Data provided:
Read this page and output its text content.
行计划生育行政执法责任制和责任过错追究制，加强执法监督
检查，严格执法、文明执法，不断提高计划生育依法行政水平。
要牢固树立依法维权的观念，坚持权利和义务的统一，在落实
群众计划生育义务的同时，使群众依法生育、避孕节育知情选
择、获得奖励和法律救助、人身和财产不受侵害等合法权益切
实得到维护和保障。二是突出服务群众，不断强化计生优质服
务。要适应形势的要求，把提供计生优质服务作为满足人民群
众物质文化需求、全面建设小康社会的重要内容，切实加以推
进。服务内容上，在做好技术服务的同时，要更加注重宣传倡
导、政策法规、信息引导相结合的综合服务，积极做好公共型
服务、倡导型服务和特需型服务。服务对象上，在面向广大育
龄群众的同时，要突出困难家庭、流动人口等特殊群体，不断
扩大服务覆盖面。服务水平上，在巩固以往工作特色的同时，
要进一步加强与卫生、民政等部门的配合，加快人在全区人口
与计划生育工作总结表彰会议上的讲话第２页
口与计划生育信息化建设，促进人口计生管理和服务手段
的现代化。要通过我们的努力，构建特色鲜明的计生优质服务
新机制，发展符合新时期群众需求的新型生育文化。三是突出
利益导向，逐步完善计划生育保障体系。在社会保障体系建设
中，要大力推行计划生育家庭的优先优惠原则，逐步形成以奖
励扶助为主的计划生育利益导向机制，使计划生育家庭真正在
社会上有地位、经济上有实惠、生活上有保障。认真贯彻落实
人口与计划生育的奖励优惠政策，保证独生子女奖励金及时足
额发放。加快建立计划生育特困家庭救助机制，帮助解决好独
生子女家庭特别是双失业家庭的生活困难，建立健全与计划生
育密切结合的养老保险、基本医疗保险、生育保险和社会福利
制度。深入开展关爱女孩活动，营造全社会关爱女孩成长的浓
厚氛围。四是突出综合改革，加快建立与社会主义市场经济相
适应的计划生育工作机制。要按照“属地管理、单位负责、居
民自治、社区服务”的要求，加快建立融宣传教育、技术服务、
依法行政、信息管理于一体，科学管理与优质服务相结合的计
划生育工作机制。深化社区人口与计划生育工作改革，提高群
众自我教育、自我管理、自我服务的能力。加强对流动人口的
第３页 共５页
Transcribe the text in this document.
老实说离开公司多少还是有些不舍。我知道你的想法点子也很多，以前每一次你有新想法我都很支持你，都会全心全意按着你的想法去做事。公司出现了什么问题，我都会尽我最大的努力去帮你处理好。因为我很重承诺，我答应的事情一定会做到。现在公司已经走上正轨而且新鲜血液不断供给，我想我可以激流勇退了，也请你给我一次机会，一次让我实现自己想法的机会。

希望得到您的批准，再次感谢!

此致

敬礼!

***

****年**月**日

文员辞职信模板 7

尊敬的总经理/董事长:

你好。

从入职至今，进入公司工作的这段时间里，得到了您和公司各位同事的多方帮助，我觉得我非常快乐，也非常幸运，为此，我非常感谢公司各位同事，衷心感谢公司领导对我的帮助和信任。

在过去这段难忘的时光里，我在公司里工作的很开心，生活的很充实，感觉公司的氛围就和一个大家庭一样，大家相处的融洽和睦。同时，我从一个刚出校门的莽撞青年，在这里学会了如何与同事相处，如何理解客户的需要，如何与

Written exercise:
Every record above must be duplicated exactly.

Written answer:
Read this page and output its text content.
行计划生育行政执法责任制和责任过错追究制，加强执法监督
检查，严格执法、文明执法，不断提高计划生育依法行政水平。
要牢固树立依法维权的观念，坚持权利和义务的统一，在落实
群众计划生育义务的同时，使群众依法生育、避孕节育知情选
择、获得奖励和法律救助、人身和财产不受侵害等合法权益切
实得到维护和保障。二是突出服务群众，不断强化计生优质服
务。要适应形势的要求，把提供计生优质服务作为满足人民群
众物质文化需求、全面建设小康社会的重要内容，切实加以推
进。服务内容上，在做好技术服务的同时，要更加注重宣传倡
导、政策法规、信息引导相结合的综合服务，积极做好公共型
服务、倡导型服务和特需型服务。服务对象上，在面向广大育
龄群众的同时，要突出困难家庭、流动人口等特殊群体，不断
扩大服务覆盖面。服务水平上，在巩固以往工作特色的同时，
要进一步加强与卫生、民政等部门的配合，加快人在全区人口
与计划生育工作总结表彰会议上的讲话第２页
口与计划生育信息化建设，促进人口计生管理和服务手段
的现代化。要通过我们的努力，构建特色鲜明的计生优质服务
新机制，发展符合新时期群众需求的新型生育文化。三是突出
利益导向，逐步完善计划生育保障体系。在社会保障体系建设
中，要大力推行计划生育家庭的优先优惠原则，逐步形成以奖
励扶助为主的计划生育利益导向机制，使计划生育家庭真正在
社会上有地位、经济上有实惠、生活上有保障。认真贯彻落实
人口与计划生育的奖励优惠政策，保证独生子女奖励金及时足
额发放。加快建立计划生育特困家庭救助机制，帮助解决好独
生子女家庭特别是双失业家庭的生活困难，建立健全与计划生
育密切结合的养老保险、基本医疗保险、生育保险和社会福利
制度。深入开展关爱女孩活动，营造全社会关爱女孩成长的浓
厚氛围。四是突出综合改革，加快建立与社会主义市场经济相
适应的计划生育工作机制。要按照“属地管理、单位负责、居
民自治、社区服务”的要求，加快建立融宣传教育、技术服务、
依法行政、信息管理于一体，科学管理与优质服务相结合的计
划生育工作机制。深化社区人口与计划生育工作改革，提高群
众自我教育、自我管理、自我服务的能力。加强对流动人口的
第３页 共５页
Transcribe the text in this document.
老实说离开公司多少还是有些不舍。我知道你的想法点子也很多，以前每一次你有新想法我都很支持你，都会全心全意按着你的想法去做事。公司出现了什么问题，我都会尽我最大的努力去帮你处理好。因为我很重承诺，我答应的事情一定会做到。现在公司已经走上正轨而且新鲜血液不断供给，我想我可以激流勇退了，也请你给我一次机会，一次让我实现自己想法的机会。

希望得到您的批准，再次感谢!

此致

敬礼!

***

****年**月**日

文员辞职信模板 7

尊敬的总经理/董事长:

你好。

从入职至今，进入公司工作的这段时间里，得到了您和公司各位同事的多方帮助，我觉得我非常快乐，也非常幸运，为此，我非常感谢公司各位同事，衷心感谢公司领导对我的帮助和信任。

在过去这段难忘的时光里，我在公司里工作的很开心，生活的很充实，感觉公司的氛围就和一个大家庭一样，大家相处的融洽和睦。同时，我从一个刚出校门的莽撞青年，在这里学会了如何与同事相处，如何理解客户的需要，如何与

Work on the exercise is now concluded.